TASK:
Every line that holds "tires" should be shown.
#### INPUT ROWS ####
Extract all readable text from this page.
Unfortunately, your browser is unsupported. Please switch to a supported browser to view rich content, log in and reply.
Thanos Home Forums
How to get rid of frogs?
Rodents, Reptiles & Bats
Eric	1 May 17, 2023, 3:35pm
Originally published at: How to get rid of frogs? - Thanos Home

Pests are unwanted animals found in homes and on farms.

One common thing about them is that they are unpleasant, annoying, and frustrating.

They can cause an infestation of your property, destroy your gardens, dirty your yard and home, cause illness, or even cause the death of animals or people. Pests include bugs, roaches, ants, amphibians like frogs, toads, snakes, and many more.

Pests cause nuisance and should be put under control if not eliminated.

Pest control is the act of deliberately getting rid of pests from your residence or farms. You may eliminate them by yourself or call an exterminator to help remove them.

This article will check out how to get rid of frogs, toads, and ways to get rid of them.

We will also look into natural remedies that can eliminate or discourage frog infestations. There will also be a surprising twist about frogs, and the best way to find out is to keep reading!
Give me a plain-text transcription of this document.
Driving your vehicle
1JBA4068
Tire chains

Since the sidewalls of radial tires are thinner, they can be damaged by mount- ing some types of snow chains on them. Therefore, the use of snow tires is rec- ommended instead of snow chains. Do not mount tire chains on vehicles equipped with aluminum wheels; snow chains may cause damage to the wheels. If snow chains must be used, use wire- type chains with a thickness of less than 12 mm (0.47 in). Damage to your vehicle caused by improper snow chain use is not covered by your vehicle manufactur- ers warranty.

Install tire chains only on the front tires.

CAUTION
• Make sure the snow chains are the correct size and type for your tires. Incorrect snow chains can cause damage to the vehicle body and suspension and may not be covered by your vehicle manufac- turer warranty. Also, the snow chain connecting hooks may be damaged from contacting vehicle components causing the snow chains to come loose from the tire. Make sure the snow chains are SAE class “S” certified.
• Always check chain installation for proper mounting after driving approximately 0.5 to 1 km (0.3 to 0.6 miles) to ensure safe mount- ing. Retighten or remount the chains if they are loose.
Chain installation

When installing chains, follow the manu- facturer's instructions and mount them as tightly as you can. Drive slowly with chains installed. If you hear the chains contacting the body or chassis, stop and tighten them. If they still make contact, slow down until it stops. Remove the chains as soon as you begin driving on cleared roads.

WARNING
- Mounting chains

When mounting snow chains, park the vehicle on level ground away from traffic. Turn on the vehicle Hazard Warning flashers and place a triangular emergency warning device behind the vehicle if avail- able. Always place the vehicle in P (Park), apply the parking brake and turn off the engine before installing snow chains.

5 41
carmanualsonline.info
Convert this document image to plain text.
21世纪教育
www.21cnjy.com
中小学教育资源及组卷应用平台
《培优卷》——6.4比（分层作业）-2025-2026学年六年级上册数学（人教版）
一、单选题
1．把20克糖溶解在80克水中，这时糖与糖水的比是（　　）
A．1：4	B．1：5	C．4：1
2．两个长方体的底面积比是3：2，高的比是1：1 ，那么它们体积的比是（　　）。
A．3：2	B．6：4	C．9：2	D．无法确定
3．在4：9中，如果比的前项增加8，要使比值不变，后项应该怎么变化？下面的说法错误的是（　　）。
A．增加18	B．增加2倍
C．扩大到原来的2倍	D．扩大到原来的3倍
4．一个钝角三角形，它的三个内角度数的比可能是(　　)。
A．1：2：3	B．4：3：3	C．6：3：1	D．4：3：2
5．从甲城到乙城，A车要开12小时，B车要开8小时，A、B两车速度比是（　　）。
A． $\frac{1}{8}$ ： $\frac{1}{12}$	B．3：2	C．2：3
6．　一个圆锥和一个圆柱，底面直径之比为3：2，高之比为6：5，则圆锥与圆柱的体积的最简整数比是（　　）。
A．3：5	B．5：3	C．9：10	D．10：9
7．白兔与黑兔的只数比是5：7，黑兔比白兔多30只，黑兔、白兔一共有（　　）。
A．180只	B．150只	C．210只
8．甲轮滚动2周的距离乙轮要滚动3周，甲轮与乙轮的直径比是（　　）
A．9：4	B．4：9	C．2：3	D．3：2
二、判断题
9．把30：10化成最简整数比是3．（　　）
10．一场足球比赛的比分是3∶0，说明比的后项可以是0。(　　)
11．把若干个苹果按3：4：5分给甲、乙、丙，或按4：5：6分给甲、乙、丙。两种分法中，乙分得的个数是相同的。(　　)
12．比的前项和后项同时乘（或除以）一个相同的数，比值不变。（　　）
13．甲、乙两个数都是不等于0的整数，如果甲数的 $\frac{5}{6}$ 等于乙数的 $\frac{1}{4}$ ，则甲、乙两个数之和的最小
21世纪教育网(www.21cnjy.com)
####
RESULT:
Since the sidewalls of radial tires are thinner, they can be damaged by mount- ing some types of snow chains on them. Therefore, the use of snow tires is rec- ommended instead of snow chains. Do not mount tire chains on vehicles equipped with aluminum wheels; snow chains may cause damage to the wheels. If snow chains must be used, use wire- type chains with a thickness of less than 12 mm (0.47 in). Damage to your vehicle caused by improper snow chain use is not covered by your vehicle manufactur- ers warranty.
Install tire chains only on the front tires.
• Make sure the snow chains are the correct size and type for your tires. Incorrect snow chains can cause damage to the vehicle body and suspension and may not be covered by your vehicle manufac- turer warranty. Also, the snow chain connecting hooks may be damaged from contacting vehicle components causing the snow chains to come loose from the tire. Make sure the snow chains are SAE class “S” certified.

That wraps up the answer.